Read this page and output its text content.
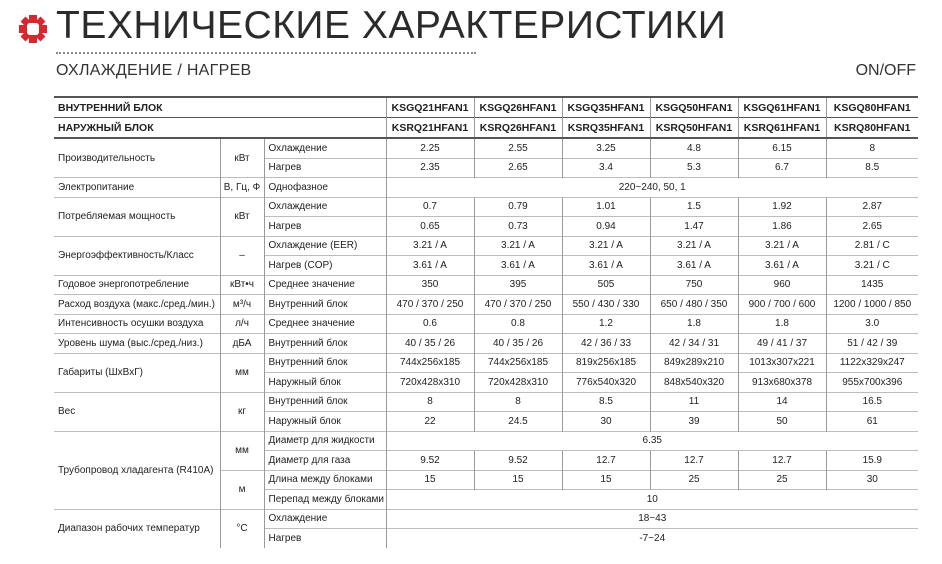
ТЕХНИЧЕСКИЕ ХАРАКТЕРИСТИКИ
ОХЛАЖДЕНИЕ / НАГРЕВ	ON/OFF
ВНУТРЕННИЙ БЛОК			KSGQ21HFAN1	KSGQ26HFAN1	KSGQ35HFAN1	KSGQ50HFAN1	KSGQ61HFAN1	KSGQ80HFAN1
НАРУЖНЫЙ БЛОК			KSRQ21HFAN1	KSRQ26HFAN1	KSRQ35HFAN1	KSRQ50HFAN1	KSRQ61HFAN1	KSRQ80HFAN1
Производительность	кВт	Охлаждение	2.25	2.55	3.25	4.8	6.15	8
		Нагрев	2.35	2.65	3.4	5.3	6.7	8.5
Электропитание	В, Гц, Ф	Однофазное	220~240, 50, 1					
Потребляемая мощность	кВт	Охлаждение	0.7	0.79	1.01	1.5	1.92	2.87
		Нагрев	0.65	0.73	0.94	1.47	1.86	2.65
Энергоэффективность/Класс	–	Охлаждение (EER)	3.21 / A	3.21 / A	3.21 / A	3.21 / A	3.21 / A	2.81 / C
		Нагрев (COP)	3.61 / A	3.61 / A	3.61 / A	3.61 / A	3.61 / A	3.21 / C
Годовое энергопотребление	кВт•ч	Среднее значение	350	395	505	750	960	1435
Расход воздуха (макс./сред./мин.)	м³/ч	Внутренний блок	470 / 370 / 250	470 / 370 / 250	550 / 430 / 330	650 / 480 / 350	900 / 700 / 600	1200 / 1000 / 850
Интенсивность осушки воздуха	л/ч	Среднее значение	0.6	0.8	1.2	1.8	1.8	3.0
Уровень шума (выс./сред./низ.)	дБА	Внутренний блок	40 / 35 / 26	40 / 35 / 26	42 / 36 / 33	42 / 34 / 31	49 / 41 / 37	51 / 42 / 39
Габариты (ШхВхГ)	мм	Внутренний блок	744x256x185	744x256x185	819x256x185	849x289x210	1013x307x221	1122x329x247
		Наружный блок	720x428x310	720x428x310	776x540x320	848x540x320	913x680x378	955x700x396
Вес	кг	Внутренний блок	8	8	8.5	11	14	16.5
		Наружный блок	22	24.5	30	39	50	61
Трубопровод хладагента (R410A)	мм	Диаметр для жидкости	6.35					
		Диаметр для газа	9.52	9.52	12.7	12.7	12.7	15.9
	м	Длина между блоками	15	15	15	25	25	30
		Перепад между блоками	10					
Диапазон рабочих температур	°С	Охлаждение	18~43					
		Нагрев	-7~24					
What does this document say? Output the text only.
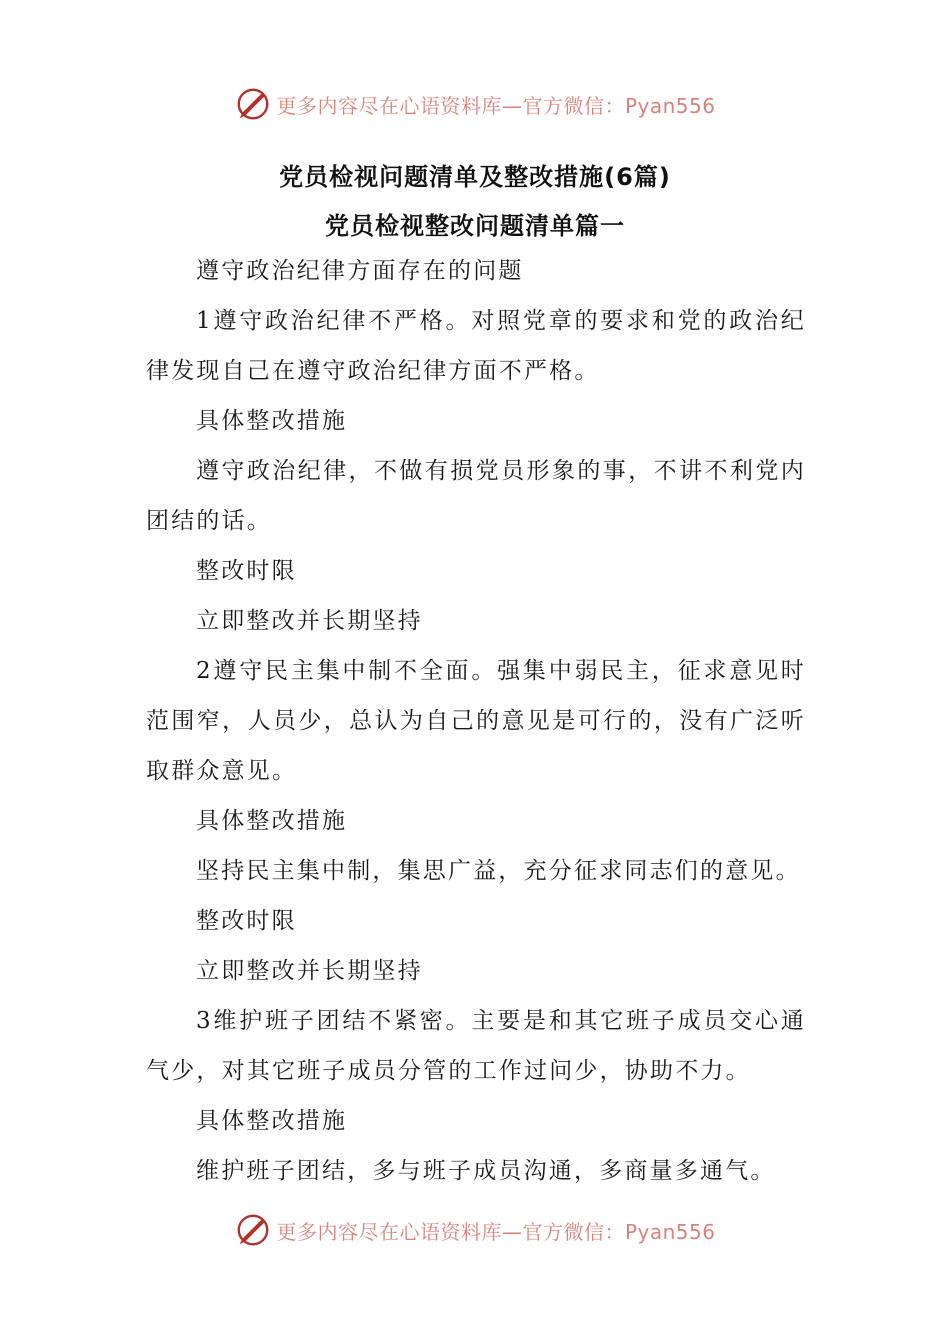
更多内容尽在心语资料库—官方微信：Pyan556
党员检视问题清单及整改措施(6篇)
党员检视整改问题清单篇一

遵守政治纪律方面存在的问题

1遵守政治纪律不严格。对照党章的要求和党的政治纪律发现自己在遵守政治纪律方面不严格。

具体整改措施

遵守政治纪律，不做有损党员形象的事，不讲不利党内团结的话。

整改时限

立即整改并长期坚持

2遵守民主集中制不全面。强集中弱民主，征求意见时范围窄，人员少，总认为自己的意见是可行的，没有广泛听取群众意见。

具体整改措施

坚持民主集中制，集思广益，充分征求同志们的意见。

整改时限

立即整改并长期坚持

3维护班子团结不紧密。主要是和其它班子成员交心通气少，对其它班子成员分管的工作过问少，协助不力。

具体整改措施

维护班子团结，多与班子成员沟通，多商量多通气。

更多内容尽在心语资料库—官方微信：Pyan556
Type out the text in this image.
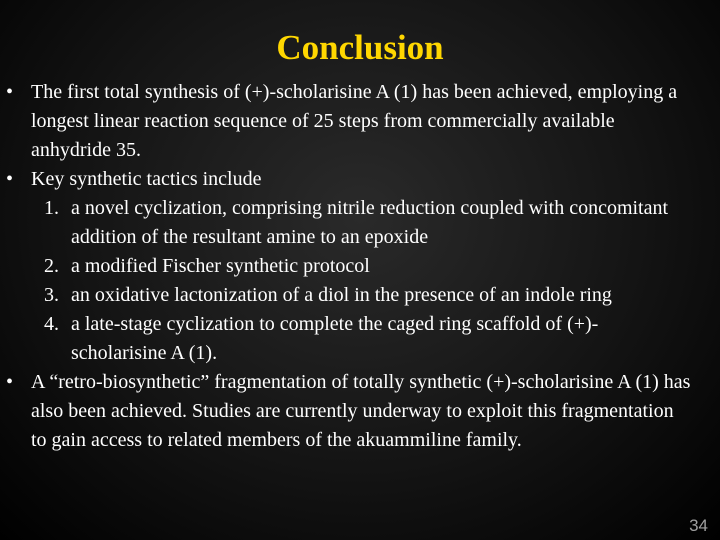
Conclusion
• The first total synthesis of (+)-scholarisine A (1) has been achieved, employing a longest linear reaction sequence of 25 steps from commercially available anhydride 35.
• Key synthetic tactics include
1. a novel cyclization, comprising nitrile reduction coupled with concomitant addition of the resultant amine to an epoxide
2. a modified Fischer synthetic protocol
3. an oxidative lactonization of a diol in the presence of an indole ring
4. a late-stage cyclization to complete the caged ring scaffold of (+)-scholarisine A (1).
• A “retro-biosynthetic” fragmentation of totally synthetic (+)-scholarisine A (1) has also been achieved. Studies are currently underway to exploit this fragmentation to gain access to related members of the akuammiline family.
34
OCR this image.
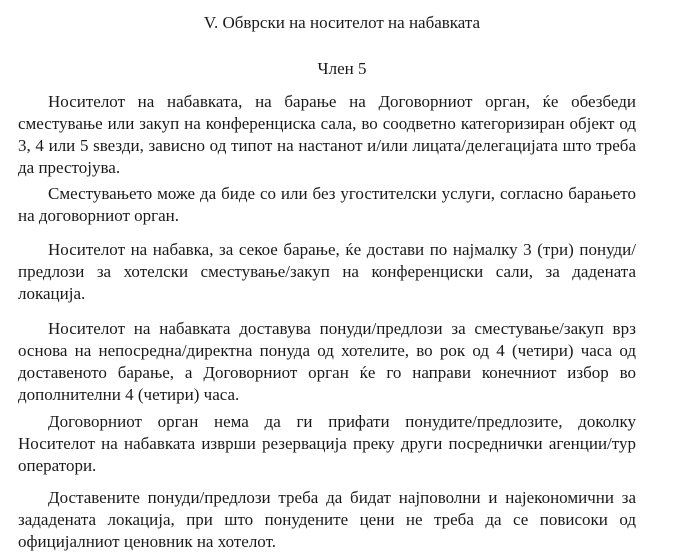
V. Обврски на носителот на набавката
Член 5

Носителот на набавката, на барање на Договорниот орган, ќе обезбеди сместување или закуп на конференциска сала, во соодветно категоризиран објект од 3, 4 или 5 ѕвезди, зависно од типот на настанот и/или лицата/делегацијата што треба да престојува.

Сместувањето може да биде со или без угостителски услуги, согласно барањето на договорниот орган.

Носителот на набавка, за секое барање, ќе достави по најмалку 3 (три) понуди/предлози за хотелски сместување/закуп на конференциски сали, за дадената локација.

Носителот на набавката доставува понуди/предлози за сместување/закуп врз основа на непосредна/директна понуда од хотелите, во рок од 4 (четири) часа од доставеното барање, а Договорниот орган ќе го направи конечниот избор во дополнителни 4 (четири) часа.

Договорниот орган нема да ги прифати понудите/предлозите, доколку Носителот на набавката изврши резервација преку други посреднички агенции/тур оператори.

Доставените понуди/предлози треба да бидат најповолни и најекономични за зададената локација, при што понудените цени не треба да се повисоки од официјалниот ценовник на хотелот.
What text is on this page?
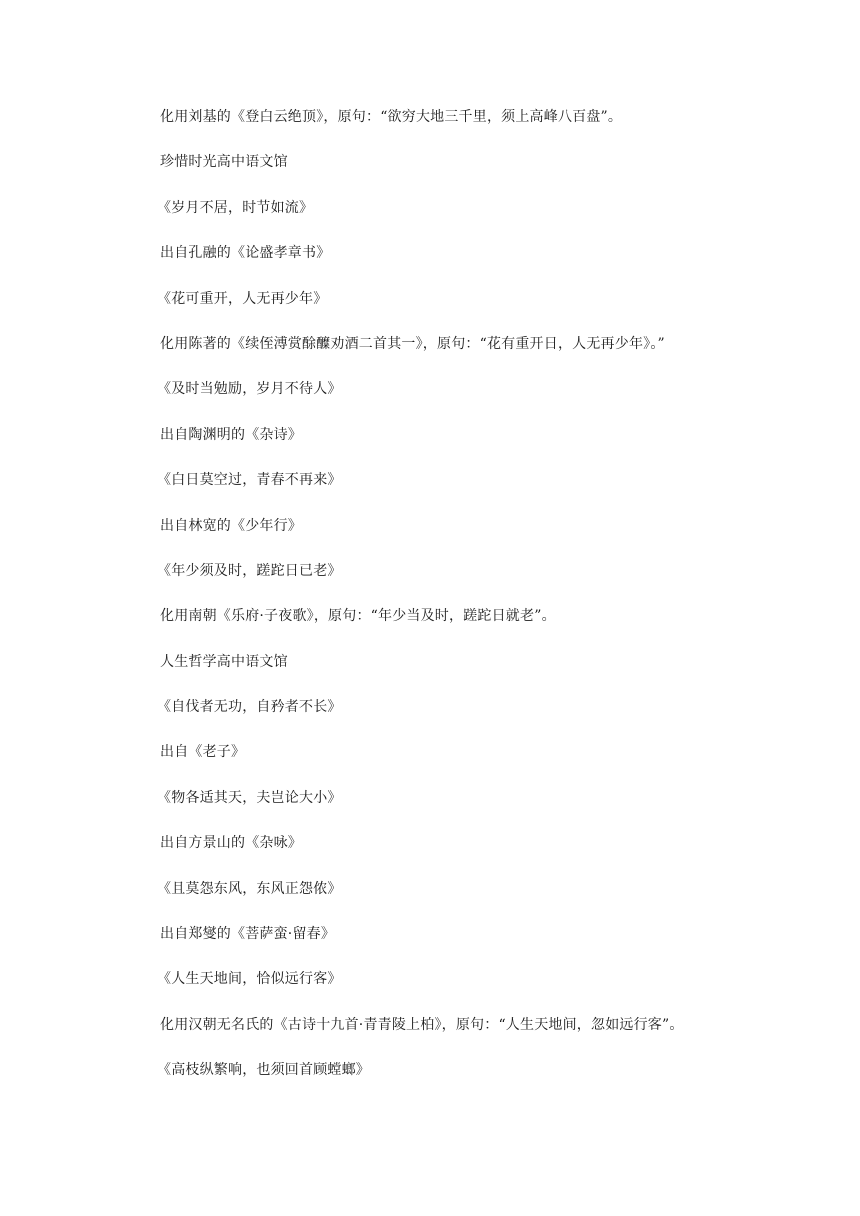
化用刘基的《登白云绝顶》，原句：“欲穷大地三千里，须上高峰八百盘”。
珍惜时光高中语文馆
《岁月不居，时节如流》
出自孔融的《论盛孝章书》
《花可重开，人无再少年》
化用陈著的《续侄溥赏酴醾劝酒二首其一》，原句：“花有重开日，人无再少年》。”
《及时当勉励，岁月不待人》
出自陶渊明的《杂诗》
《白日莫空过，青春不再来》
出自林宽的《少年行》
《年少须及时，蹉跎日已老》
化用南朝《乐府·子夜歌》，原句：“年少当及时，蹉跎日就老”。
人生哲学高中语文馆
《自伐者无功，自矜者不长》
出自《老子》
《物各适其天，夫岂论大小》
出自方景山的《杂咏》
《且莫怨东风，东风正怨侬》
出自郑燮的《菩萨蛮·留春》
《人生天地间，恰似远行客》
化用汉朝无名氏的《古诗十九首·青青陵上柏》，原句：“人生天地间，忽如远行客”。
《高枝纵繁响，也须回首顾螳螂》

════════════════════

> TASK STATEMENT: Output the full set of records above without changing a word, and drop the images.

> WORKED ANSWER:
Read this page and output its text content.
ТЕХНИЧЕСКИЕ ХАРАКТЕРИСТИКИ
ОХЛАЖДЕНИЕ / НАГРЕВ	ON/OFF
ВНУТРЕННИЙ БЛОК			KSGQ21HFAN1	KSGQ26HFAN1	KSGQ35HFAN1	KSGQ50HFAN1	KSGQ61HFAN1	KSGQ80HFAN1
НАРУЖНЫЙ БЛОК			KSRQ21HFAN1	KSRQ26HFAN1	KSRQ35HFAN1	KSRQ50HFAN1	KSRQ61HFAN1	KSRQ80HFAN1
Производительность	кВт	Охлаждение	2.25	2.55	3.25	4.8	6.15	8
		Нагрев	2.35	2.65	3.4	5.3	6.7	8.5
Электропитание	В, Гц, Ф	Однофазное	220~240, 50, 1					
Потребляемая мощность	кВт	Охлаждение	0.7	0.79	1.01	1.5	1.92	2.87
		Нагрев	0.65	0.73	0.94	1.47	1.86	2.65
Энергоэффективность/Класс	–	Охлаждение (EER)	3.21 / A	3.21 / A	3.21 / A	3.21 / A	3.21 / A	2.81 / C
		Нагрев (COP)	3.61 / A	3.61 / A	3.61 / A	3.61 / A	3.61 / A	3.21 / C
Годовое энергопотребление	кВт•ч	Среднее значение	350	395	505	750	960	1435
Расход воздуха (макс./сред./мин.)	м³/ч	Внутренний блок	470 / 370 / 250	470 / 370 / 250	550 / 430 / 330	650 / 480 / 350	900 / 700 / 600	1200 / 1000 / 850
Интенсивность осушки воздуха	л/ч	Среднее значение	0.6	0.8	1.2	1.8	1.8	3.0
Уровень шума (выс./сред./низ.)	дБА	Внутренний блок	40 / 35 / 26	40 / 35 / 26	42 / 36 / 33	42 / 34 / 31	49 / 41 / 37	51 / 42 / 39
Габариты (ШхВхГ)	мм	Внутренний блок	744x256x185	744x256x185	819x256x185	849x289x210	1013x307x221	1122x329x247
		Наружный блок	720x428x310	720x428x310	776x540x320	848x540x320	913x680x378	955x700x396
Вес	кг	Внутренний блок	8	8	8.5	11	14	16.5
		Наружный блок	22	24.5	30	39	50	61
Трубопровод хладагента (R410A)	мм	Диаметр для жидкости	6.35					
		Диаметр для газа	9.52	9.52	12.7	12.7	12.7	15.9
	м	Длина между блоками	15	15	15	25	25	30
		Перепад между блоками	10					
Диапазон рабочих температур	°С	Охлаждение	18~43					
		Нагрев	-7~24					
What does this document say? Output the text only.
更多内容尽在心语资料库—官方微信：Pyan556
党员检视问题清单及整改措施(6篇)
党员检视整改问题清单篇一

遵守政治纪律方面存在的问题

1遵守政治纪律不严格。对照党章的要求和党的政治纪律发现自己在遵守政治纪律方面不严格。

具体整改措施

遵守政治纪律，不做有损党员形象的事，不讲不利党内团结的话。

整改时限

立即整改并长期坚持

2遵守民主集中制不全面。强集中弱民主，征求意见时范围窄，人员少，总认为自己的意见是可行的，没有广泛听取群众意见。

具体整改措施

坚持民主集中制，集思广益，充分征求同志们的意见。

整改时限

立即整改并长期坚持

3维护班子团结不紧密。主要是和其它班子成员交心通气少，对其它班子成员分管的工作过问少，协助不力。

具体整改措施

维护班子团结，多与班子成员沟通，多商量多通气。

更多内容尽在心语资料库—官方微信：Pyan556
Type out the text in this image.
Conclusion
• The first total synthesis of (+)-scholarisine A (1) has been achieved, employing a longest linear reaction sequence of 25 steps from commercially available anhydride 35.
• Key synthetic tactics include
1. a novel cyclization, comprising nitrile reduction coupled with concomitant addition of the resultant amine to an epoxide
2. a modified Fischer synthetic protocol
3. an oxidative lactonization of a diol in the presence of an indole ring
4. a late-stage cyclization to complete the caged ring scaffold of (+)-scholarisine A (1).
• A “retro-biosynthetic” fragmentation of totally synthetic (+)-scholarisine A (1) has also been achieved. Studies are currently underway to exploit this fragmentation to gain access to related members of the akuammiline family.
34
OCR this image.
V. Обврски на носителот на набавката
Член 5

Носителот на набавката, на барање на Договорниот орган, ќе обезбеди сместување или закуп на конференциска сала, во соодветно категоризиран објект од 3, 4 или 5 ѕвезди, зависно од типот на настанот и/или лицата/делегацијата што треба да престојува.

Сместувањето може да биде со или без угостителски услуги, согласно барањето на договорниот орган.

Носителот на набавка, за секое барање, ќе достави по најмалку 3 (три) понуди/предлози за хотелски сместување/закуп на конференциски сали, за дадената локација.

Носителот на набавката доставува понуди/предлози за сместување/закуп врз основа на непосредна/директна понуда од хотелите, во рок од 4 (четири) часа од доставеното барање, а Договорниот орган ќе го направи конечниот избор во дополнителни 4 (четири) часа.

Договорниот орган нема да ги прифати понудите/предлозите, доколку Носителот на набавката изврши резервација преку други посреднички агенции/тур оператори.

Доставените понуди/предлози треба да бидат најповолни и најекономични за зададената локација, при што понудените цени не треба да се повисоки од официјалниот ценовник на хотелот.
What text is on this page?
化用刘基的《登白云绝顶》，原句：“欲穷大地三千里，须上高峰八百盘”。
珍惜时光高中语文馆
《岁月不居，时节如流》
出自孔融的《论盛孝章书》
《花可重开，人无再少年》
化用陈著的《续侄溥赏酴醾劝酒二首其一》，原句：“花有重开日，人无再少年》。”
《及时当勉励，岁月不待人》
出自陶渊明的《杂诗》
《白日莫空过，青春不再来》
出自林宽的《少年行》
《年少须及时，蹉跎日已老》
化用南朝《乐府·子夜歌》，原句：“年少当及时，蹉跎日就老”。
人生哲学高中语文馆
《自伐者无功，自矜者不长》
出自《老子》
《物各适其天，夫岂论大小》
出自方景山的《杂咏》
《且莫怨东风，东风正怨侬》
出自郑燮的《菩萨蛮·留春》
《人生天地间，恰似远行客》
化用汉朝无名氏的《古诗十九首·青青陵上柏》，原句：“人生天地间，忽如远行客”。
《高枝纵繁响，也须回首顾螳螂》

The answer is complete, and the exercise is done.